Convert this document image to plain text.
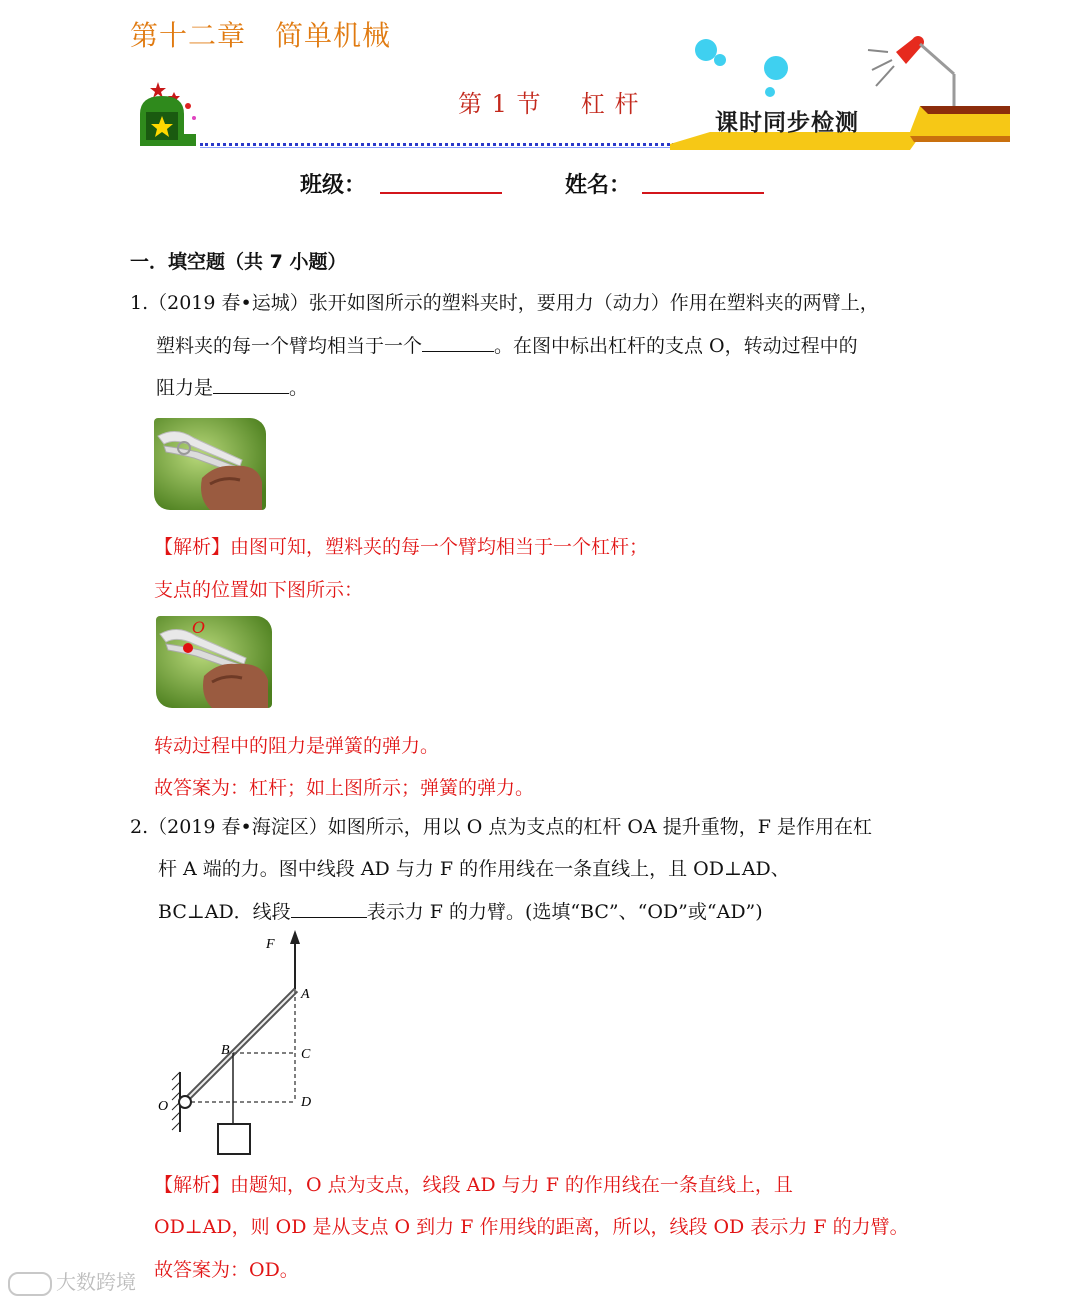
第十二章　简单机械
第 1 节 杠 杆
课时同步检测
班级：	姓名：
一．填空题（共 7 小题）
1.（2019 春•运城）张开如图所示的塑料夹时，要用力（动力）作用在塑料夹的两臂上，
塑料夹的每一个臂均相当于一个	。在图中标出杠杆的支点 O，转动过程中的
阻力是	。
【解析】由图可知，塑料夹的每一个臂均相当于一个杠杆；
支点的位置如下图所示：
O
转动过程中的阻力是弹簧的弹力。
故答案为：杠杆；如上图所示；弹簧的弹力。
2.（2019 春•海淀区）如图所示，用以 O 点为支点的杠杆 OA 提升重物，F 是作用在杠
杆 A 端的力。图中线段 AD 与力 F 的作用线在一条直线上，且 OD⊥AD、
BC⊥AD．线段	表示力 F 的力臂。(选填“BC”、“OD”或“AD”)
F
A
B	C
D
O
【解析】由题知，O 点为支点，线段 AD 与力 F 的作用线在一条直线上，且
OD⊥AD，则 OD 是从支点 O 到力 F 作用线的距离，所以，线段 OD 表示力 F 的力臂。
故答案为：OD。
大数跨境
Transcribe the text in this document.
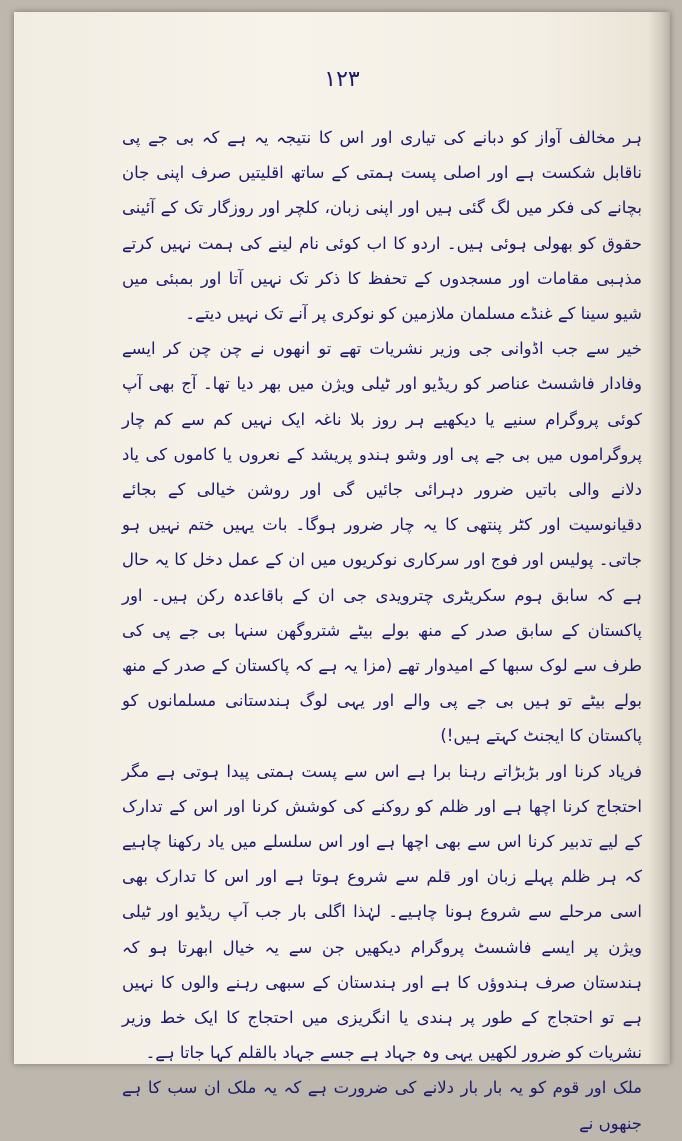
۱۲۳

ہر مخالف آواز کو دبانے کی تیاری اور اس کا نتیجہ یہ ہے کہ بی جے پی ناقابل شکست ہے اور اصلی پست ہمتی کے ساتھ اقلیتیں صرف اپنی جان بچانے کی فکر میں لگ گئی ہیں اور اپنی زبان، کلچر اور روزگار تک کے آئینی حقوق کو بھولی ہوئی ہیں۔ اردو کا اب کوئی نام لینے کی ہمت نہیں کرتے مذہبی مقامات اور مسجدوں کے تحفظ کا ذکر تک نہیں آتا اور بمبئی میں شیو سینا کے غنڈے مسلمان ملازمین کو نوکری پر آنے تک نہیں دیتے۔

خیر سے جب اڈوانی جی وزیر نشریات تھے تو انھوں نے چن چن کر ایسے وفادار فاشسٹ عناصر کو ریڈیو اور ٹیلی ویژن میں بھر دیا تھا۔ آج بھی آپ کوئی پروگرام سنیے یا دیکھیے ہر روز بلا ناغہ ایک نہیں کم سے کم چار پروگراموں میں بی جے پی اور وشو ہندو پریشد کے نعروں یا کاموں کی یاد دلانے والی باتیں ضرور دہرائی جائیں گی اور روشن خیالی کے بجائے دقیانوسیت اور کٹر پنتھی کا یہ چار ضرور ہوگا۔ بات یہیں ختم نہیں ہو جاتی۔ پولیس اور فوج اور سرکاری نوکریوں میں ان کے عمل دخل کا یہ حال ہے کہ سابق ہوم سکریٹری چترویدی جی ان کے باقاعدہ رکن ہیں۔ اور پاکستان کے سابق صدر کے منھ بولے بیٹے شتروگھن سنہا بی جے پی کی طرف سے لوک سبھا کے امیدوار تھے (مزا یہ ہے کہ پاکستان کے صدر کے منھ بولے بیٹے تو ہیں بی جے پی والے اور یہی لوگ ہندستانی مسلمانوں کو پاکستان کا ایجنٹ کہتے ہیں!)

فریاد کرنا اور بڑبڑاتے رہنا برا ہے اس سے پست ہمتی پیدا ہوتی ہے مگر احتجاج کرنا اچھا ہے اور ظلم کو روکنے کی کوشش کرنا اور اس کے تدارک کے لیے تدبیر کرنا اس سے بھی اچھا ہے اور اس سلسلے میں یاد رکھنا چاہیے کہ ہر ظلم پہلے زبان اور قلم سے شروع ہوتا ہے اور اس کا تدارک بھی اسی مرحلے سے شروع ہونا چاہیے۔ لہٰذا اگلی بار جب آپ ریڈیو اور ٹیلی ویژن پر ایسے فاشسٹ پروگرام دیکھیں جن سے یہ خیال ابھرتا ہو کہ ہندستان صرف ہندوؤں کا ہے اور ہندستان کے سبھی رہنے والوں کا نہیں ہے تو احتجاج کے طور پر ہندی یا انگریزی میں احتجاج کا ایک خط وزیر نشریات کو ضرور لکھیں یہی وہ جہاد ہے جسے جہاد بالقلم کہا جاتا ہے۔

ملک اور قوم کو یہ بار بار دلانے کی ضرورت ہے کہ یہ ملک ان سب کا ہے جنھوں نے
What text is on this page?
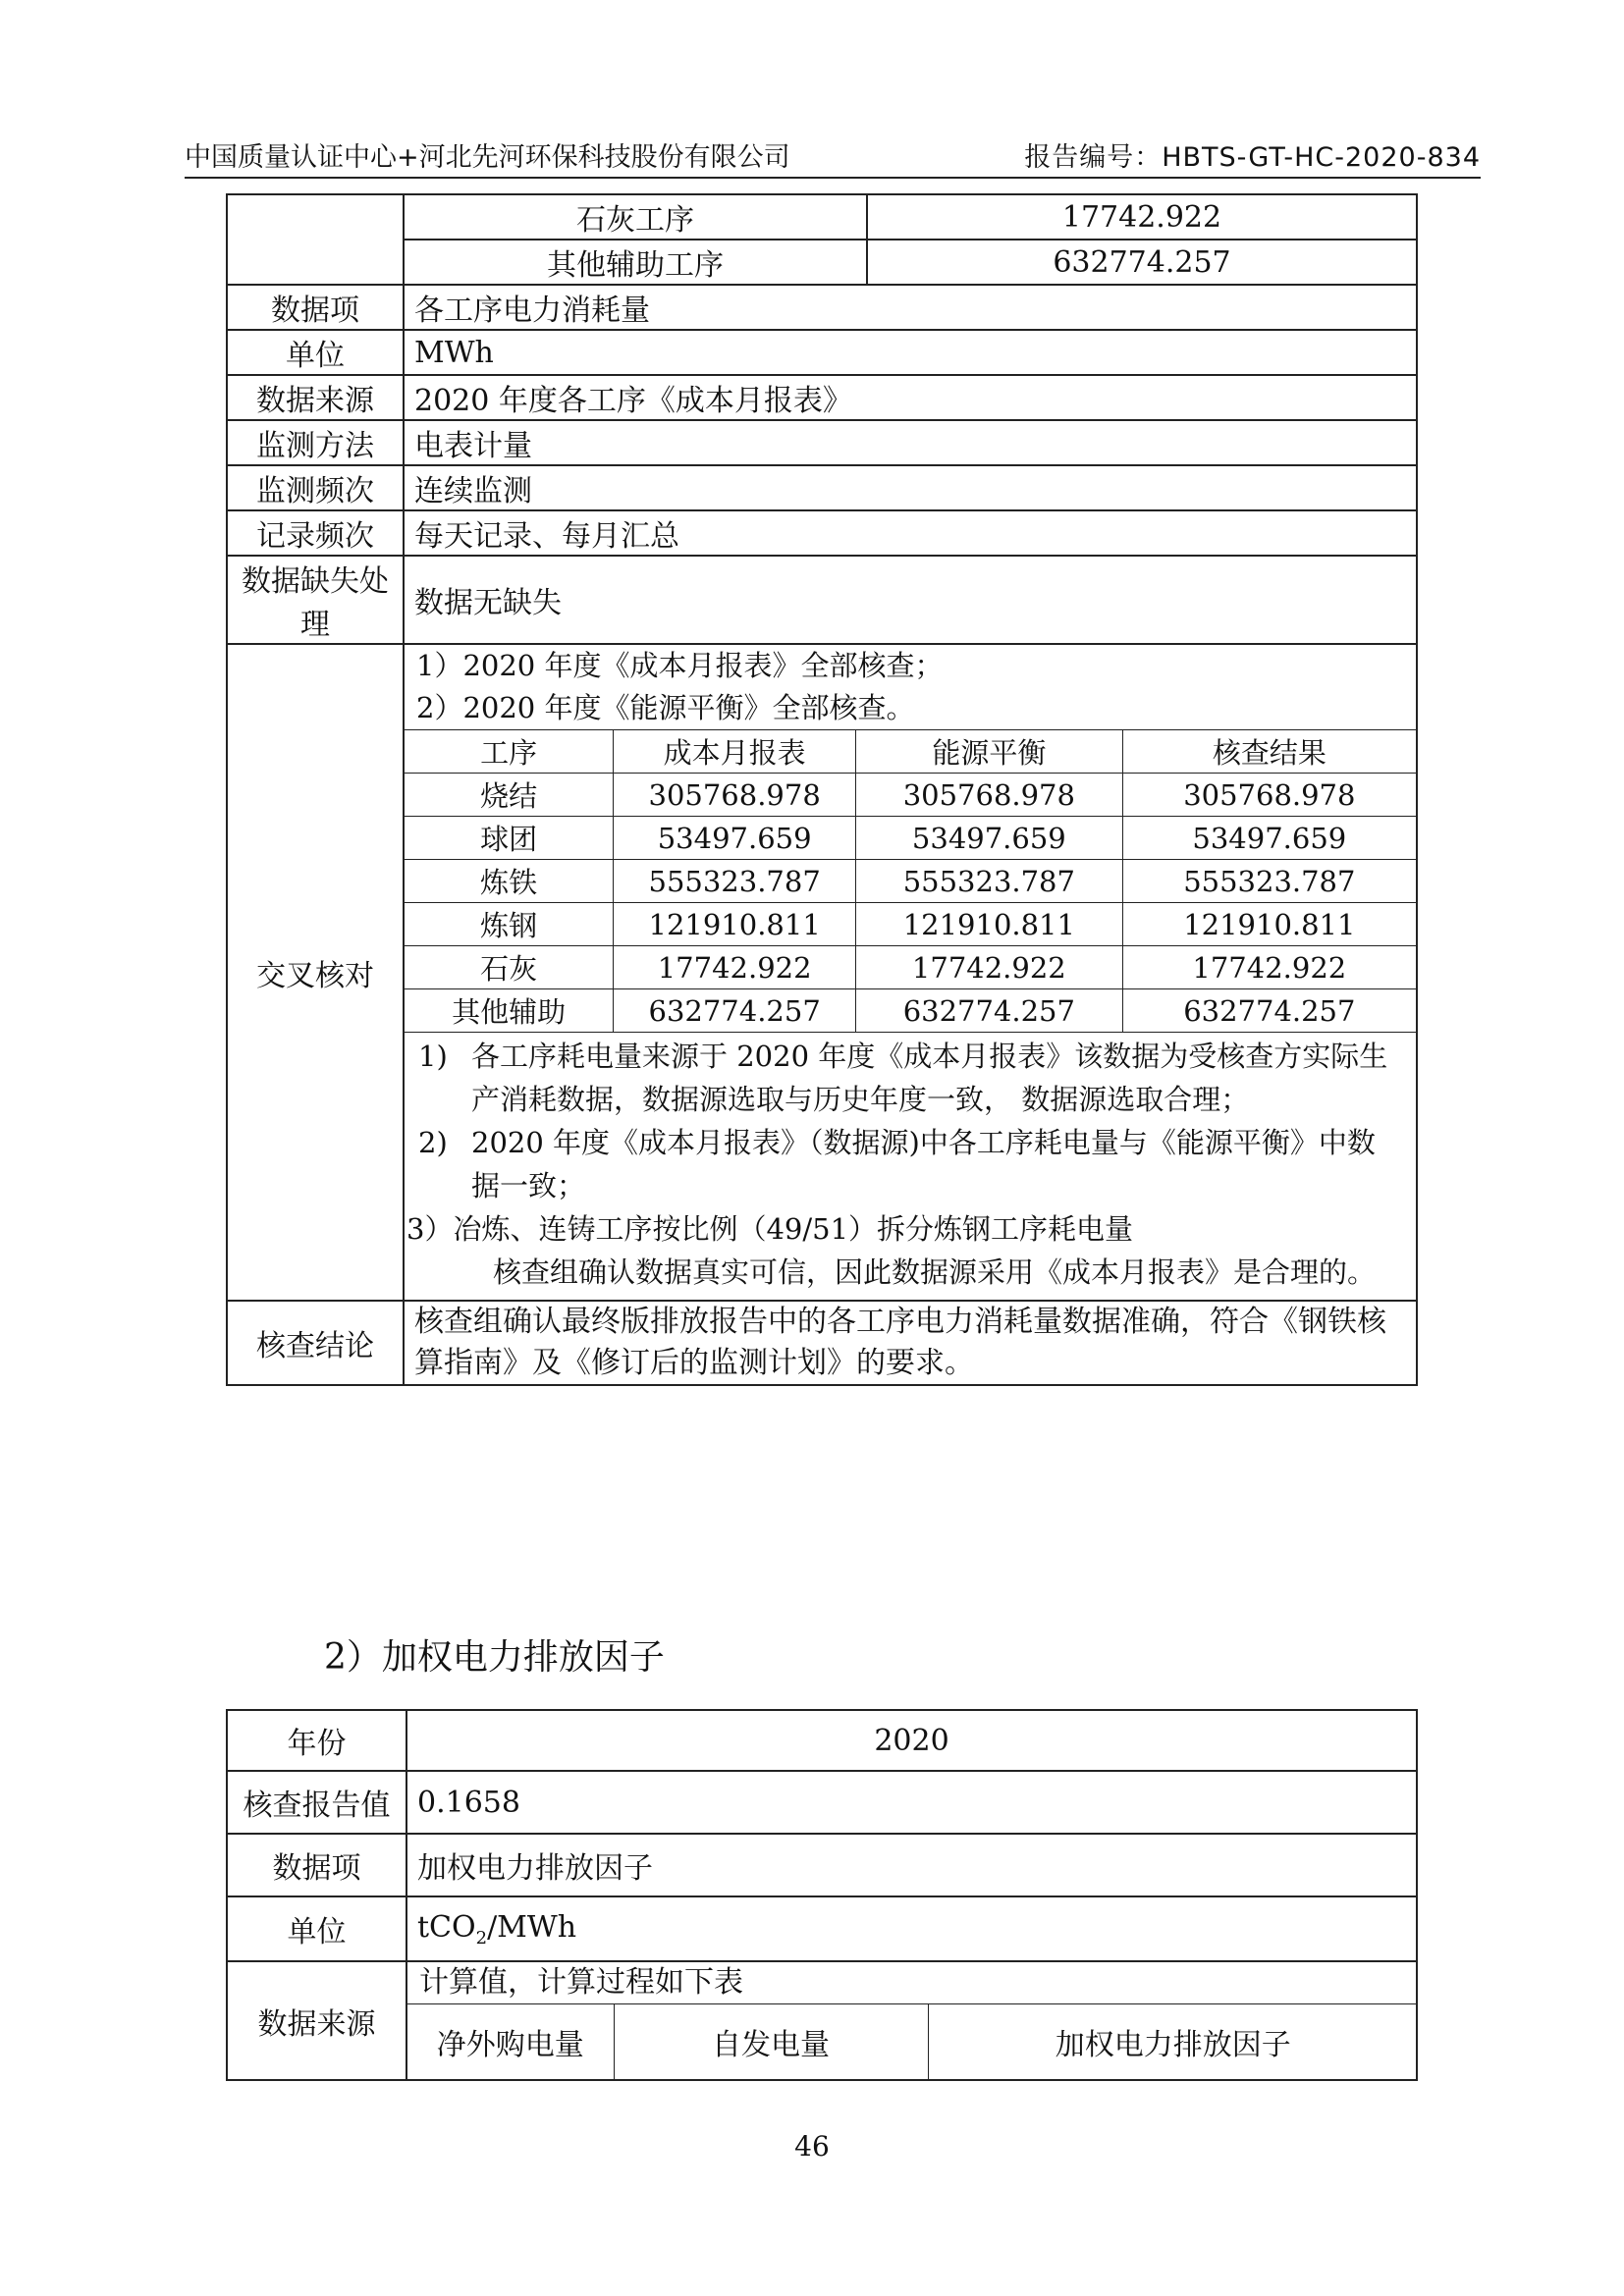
中国质量认证中心+河北先河环保科技股份有限公司	报告编号：HBTS-GT-HC-2020-834
	石灰工序	17742.922
其他辅助工序	632774.257
数据项	各工序电力消耗量
单位	MWh
数据来源	2020 年度各工序《成本月报表》
监测方法	电表计量
监测频次	连续监测
记录频次	每天记录、每月汇总
数据缺失处理	数据无缺失
交叉核对	
1）2020 年度《成本月报表》全部核查；
2）2020 年度《能源平衡》全部核查。
工序	成本月报表	能源平衡	核查结果
烧结	305768.978	305768.978	305768.978
球团	53497.659	53497.659	53497.659
炼铁	555323.787	555323.787	555323.787
炼钢	121910.811	121910.811	121910.811
石灰	17742.922	17742.922	17742.922
其他辅助	632774.257	632774.257	632774.257
1) 各工序耗电量来源于 2020 年度《成本月报表》该数据为受核查方实际生产消耗数据，数据源选取与历史年度一致， 数据源选取合理；
2) 2020 年度《成本月报表》（数据源)中各工序耗电量与《能源平衡》中数据一致；
3）冶炼、连铸工序按比例（49/51）拆分炼钢工序耗电量
核查组确认数据真实可信，因此数据源采用《成本月报表》是合理的。

核查结论	核查组确认最终版排放报告中的各工序电力消耗量数据准确，符合《钢铁核算指南》及《修订后的监测计划》的要求。
2）加权电力排放因子
年份	2020
核查报告值	0.1658
数据项	加权电力排放因子
单位	tCO$_2$/MWh
数据来源	
计算值，计算过程如下表
净外购电量	自发电量	加权电力排放因子
46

----------------------------------------

WRITTEN TASK: Output the records above exactly as they are, leaving out the pictures.

RESULT OF THE TASK:
Convert this document image to plain text.
第十二章　简单机械
第 1 节 杠 杆
课时同步检测
班级：	姓名：
一．填空题（共 7 小题）
1.（2019 春•运城）张开如图所示的塑料夹时，要用力（动力）作用在塑料夹的两臂上，
塑料夹的每一个臂均相当于一个	。在图中标出杠杆的支点 O，转动过程中的
阻力是	。
【解析】由图可知，塑料夹的每一个臂均相当于一个杠杆；
支点的位置如下图所示：
O
转动过程中的阻力是弹簧的弹力。
故答案为：杠杆；如上图所示；弹簧的弹力。
2.（2019 春•海淀区）如图所示，用以 O 点为支点的杠杆 OA 提升重物，F 是作用在杠
杆 A 端的力。图中线段 AD 与力 F 的作用线在一条直线上，且 OD⊥AD、
BC⊥AD．线段	表示力 F 的力臂。(选填“BC”、“OD”或“AD”)
F
A
B	C
D
O
【解析】由题知，O 点为支点，线段 AD 与力 F 的作用线在一条直线上，且
OD⊥AD，则 OD 是从支点 O 到力 F 作用线的距离，所以，线段 OD 表示力 F 的力臂。
故答案为：OD。
大数跨境
Transcribe the text in this document.
۱۲۳

ہر مخالف آواز کو دبانے کی تیاری اور اس کا نتیجہ یہ ہے کہ بی جے پی ناقابل شکست ہے اور اصلی پست ہمتی کے ساتھ اقلیتیں صرف اپنی جان بچانے کی فکر میں لگ گئی ہیں اور اپنی زبان، کلچر اور روزگار تک کے آئینی حقوق کو بھولی ہوئی ہیں۔ اردو کا اب کوئی نام لینے کی ہمت نہیں کرتے مذہبی مقامات اور مسجدوں کے تحفظ کا ذکر تک نہیں آتا اور بمبئی میں شیو سینا کے غنڈے مسلمان ملازمین کو نوکری پر آنے تک نہیں دیتے۔

خیر سے جب اڈوانی جی وزیر نشریات تھے تو انھوں نے چن چن کر ایسے وفادار فاشسٹ عناصر کو ریڈیو اور ٹیلی ویژن میں بھر دیا تھا۔ آج بھی آپ کوئی پروگرام سنیے یا دیکھیے ہر روز بلا ناغہ ایک نہیں کم سے کم چار پروگراموں میں بی جے پی اور وشو ہندو پریشد کے نعروں یا کاموں کی یاد دلانے والی باتیں ضرور دہرائی جائیں گی اور روشن خیالی کے بجائے دقیانوسیت اور کٹر پنتھی کا یہ چار ضرور ہوگا۔ بات یہیں ختم نہیں ہو جاتی۔ پولیس اور فوج اور سرکاری نوکریوں میں ان کے عمل دخل کا یہ حال ہے کہ سابق ہوم سکریٹری چترویدی جی ان کے باقاعدہ رکن ہیں۔ اور پاکستان کے سابق صدر کے منھ بولے بیٹے شتروگھن سنہا بی جے پی کی طرف سے لوک سبھا کے امیدوار تھے (مزا یہ ہے کہ پاکستان کے صدر کے منھ بولے بیٹے تو ہیں بی جے پی والے اور یہی لوگ ہندستانی مسلمانوں کو پاکستان کا ایجنٹ کہتے ہیں!)

فریاد کرنا اور بڑبڑاتے رہنا برا ہے اس سے پست ہمتی پیدا ہوتی ہے مگر احتجاج کرنا اچھا ہے اور ظلم کو روکنے کی کوشش کرنا اور اس کے تدارک کے لیے تدبیر کرنا اس سے بھی اچھا ہے اور اس سلسلے میں یاد رکھنا چاہیے کہ ہر ظلم پہلے زبان اور قلم سے شروع ہوتا ہے اور اس کا تدارک بھی اسی مرحلے سے شروع ہونا چاہیے۔ لہٰذا اگلی بار جب آپ ریڈیو اور ٹیلی ویژن پر ایسے فاشسٹ پروگرام دیکھیں جن سے یہ خیال ابھرتا ہو کہ ہندستان صرف ہندوؤں کا ہے اور ہندستان کے سبھی رہنے والوں کا نہیں ہے تو احتجاج کے طور پر ہندی یا انگریزی میں احتجاج کا ایک خط وزیر نشریات کو ضرور لکھیں یہی وہ جہاد ہے جسے جہاد بالقلم کہا جاتا ہے۔

ملک اور قوم کو یہ بار بار دلانے کی ضرورت ہے کہ یہ ملک ان سب کا ہے جنھوں نے
What text is on this page?
中国质量认证中心+河北先河环保科技股份有限公司	报告编号：HBTS-GT-HC-2020-834
	石灰工序	17742.922
其他辅助工序	632774.257
数据项	各工序电力消耗量
单位	MWh
数据来源	2020 年度各工序《成本月报表》
监测方法	电表计量
监测频次	连续监测
记录频次	每天记录、每月汇总
数据缺失处理	数据无缺失
交叉核对	
1）2020 年度《成本月报表》全部核查；
2）2020 年度《能源平衡》全部核查。
工序	成本月报表	能源平衡	核查结果
烧结	305768.978	305768.978	305768.978
球团	53497.659	53497.659	53497.659
炼铁	555323.787	555323.787	555323.787
炼钢	121910.811	121910.811	121910.811
石灰	17742.922	17742.922	17742.922
其他辅助	632774.257	632774.257	632774.257
1) 各工序耗电量来源于 2020 年度《成本月报表》该数据为受核查方实际生产消耗数据，数据源选取与历史年度一致， 数据源选取合理；
2) 2020 年度《成本月报表》（数据源)中各工序耗电量与《能源平衡》中数据一致；
3）冶炼、连铸工序按比例（49/51）拆分炼钢工序耗电量
核查组确认数据真实可信，因此数据源采用《成本月报表》是合理的。

核查结论	核查组确认最终版排放报告中的各工序电力消耗量数据准确，符合《钢铁核算指南》及《修订后的监测计划》的要求。
2）加权电力排放因子
年份	2020
核查报告值	0.1658
数据项	加权电力排放因子
单位	tCO$_2$/MWh
数据来源	
计算值，计算过程如下表
净外购电量	自发电量	加权电力排放因子
46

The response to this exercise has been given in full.